>>
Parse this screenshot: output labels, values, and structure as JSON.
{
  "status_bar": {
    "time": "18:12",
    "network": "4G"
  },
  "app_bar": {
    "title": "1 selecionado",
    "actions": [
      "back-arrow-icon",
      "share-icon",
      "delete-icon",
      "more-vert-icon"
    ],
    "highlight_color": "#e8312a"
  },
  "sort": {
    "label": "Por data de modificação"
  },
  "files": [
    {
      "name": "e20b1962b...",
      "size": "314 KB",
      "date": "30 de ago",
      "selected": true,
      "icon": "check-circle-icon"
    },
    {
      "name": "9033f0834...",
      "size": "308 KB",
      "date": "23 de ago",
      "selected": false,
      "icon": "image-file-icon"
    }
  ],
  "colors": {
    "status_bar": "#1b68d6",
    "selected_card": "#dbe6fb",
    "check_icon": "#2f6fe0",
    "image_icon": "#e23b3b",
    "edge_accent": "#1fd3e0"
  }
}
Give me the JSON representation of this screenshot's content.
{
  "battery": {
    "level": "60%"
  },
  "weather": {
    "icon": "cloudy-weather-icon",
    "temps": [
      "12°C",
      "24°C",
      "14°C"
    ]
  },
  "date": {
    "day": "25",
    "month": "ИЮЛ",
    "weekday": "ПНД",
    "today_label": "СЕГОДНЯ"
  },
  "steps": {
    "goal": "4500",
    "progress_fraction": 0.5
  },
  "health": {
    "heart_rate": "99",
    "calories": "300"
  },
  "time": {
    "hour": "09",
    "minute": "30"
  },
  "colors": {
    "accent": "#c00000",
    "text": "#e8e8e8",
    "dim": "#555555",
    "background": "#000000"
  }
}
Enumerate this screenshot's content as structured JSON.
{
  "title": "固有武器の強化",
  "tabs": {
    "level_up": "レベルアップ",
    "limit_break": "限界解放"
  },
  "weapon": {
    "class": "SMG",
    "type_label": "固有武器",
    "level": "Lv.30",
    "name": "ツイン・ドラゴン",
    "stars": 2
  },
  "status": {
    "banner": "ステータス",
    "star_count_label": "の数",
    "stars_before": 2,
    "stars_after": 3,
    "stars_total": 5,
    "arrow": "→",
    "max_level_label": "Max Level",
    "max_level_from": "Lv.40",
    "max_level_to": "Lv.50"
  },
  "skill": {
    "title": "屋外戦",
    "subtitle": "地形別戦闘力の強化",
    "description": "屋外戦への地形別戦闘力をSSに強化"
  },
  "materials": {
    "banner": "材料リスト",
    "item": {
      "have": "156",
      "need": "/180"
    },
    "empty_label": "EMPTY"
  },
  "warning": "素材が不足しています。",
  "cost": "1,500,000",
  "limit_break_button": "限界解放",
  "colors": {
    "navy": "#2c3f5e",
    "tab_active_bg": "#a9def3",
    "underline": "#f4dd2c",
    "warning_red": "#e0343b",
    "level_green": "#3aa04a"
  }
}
<<
>>
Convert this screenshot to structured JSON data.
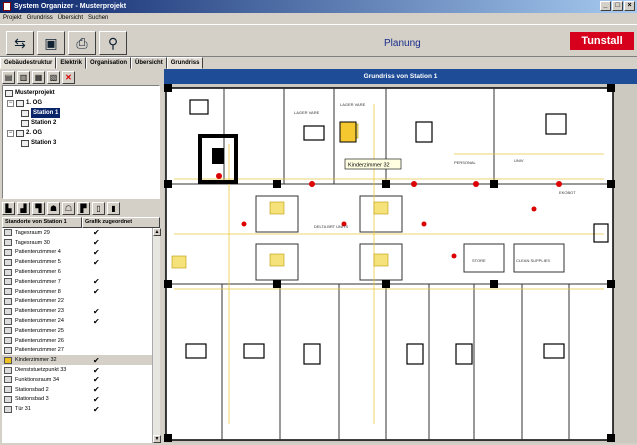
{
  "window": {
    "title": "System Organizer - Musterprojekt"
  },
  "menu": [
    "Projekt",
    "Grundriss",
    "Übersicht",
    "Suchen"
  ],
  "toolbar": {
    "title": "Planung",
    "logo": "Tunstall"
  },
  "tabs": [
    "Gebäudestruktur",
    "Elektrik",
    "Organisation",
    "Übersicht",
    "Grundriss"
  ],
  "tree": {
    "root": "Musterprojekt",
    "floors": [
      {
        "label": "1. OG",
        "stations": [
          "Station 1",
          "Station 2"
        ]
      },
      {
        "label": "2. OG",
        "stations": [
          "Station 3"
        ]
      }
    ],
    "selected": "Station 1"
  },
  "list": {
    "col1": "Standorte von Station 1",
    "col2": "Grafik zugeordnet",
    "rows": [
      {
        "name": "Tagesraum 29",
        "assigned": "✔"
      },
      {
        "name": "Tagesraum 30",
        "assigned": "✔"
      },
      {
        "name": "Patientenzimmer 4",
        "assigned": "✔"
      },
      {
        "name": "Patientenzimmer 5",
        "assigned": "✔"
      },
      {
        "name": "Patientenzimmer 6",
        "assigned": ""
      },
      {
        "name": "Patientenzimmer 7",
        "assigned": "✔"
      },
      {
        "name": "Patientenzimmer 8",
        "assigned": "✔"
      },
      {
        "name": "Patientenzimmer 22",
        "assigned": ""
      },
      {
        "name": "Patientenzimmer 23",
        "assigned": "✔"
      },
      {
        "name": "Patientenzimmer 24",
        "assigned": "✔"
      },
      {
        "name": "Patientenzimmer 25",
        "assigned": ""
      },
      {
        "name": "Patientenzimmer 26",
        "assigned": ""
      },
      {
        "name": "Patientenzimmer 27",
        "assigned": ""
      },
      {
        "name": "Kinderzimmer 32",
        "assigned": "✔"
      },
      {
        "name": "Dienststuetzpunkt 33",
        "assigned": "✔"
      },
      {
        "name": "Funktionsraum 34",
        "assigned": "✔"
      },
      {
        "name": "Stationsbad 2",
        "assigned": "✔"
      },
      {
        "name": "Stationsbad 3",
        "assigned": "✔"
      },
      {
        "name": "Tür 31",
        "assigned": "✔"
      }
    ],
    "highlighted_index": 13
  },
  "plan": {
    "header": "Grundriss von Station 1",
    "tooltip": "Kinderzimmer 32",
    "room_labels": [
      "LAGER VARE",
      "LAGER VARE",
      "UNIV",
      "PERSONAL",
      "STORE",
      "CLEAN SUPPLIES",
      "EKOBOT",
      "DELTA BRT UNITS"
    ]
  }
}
<<
• _TASK PROMPT_:
Pick out each line above that includes "data" and show it.

• _WORKED ANSWER_:
    "label": "Por data de modificação"
Convert this screenshot to structured JSON data.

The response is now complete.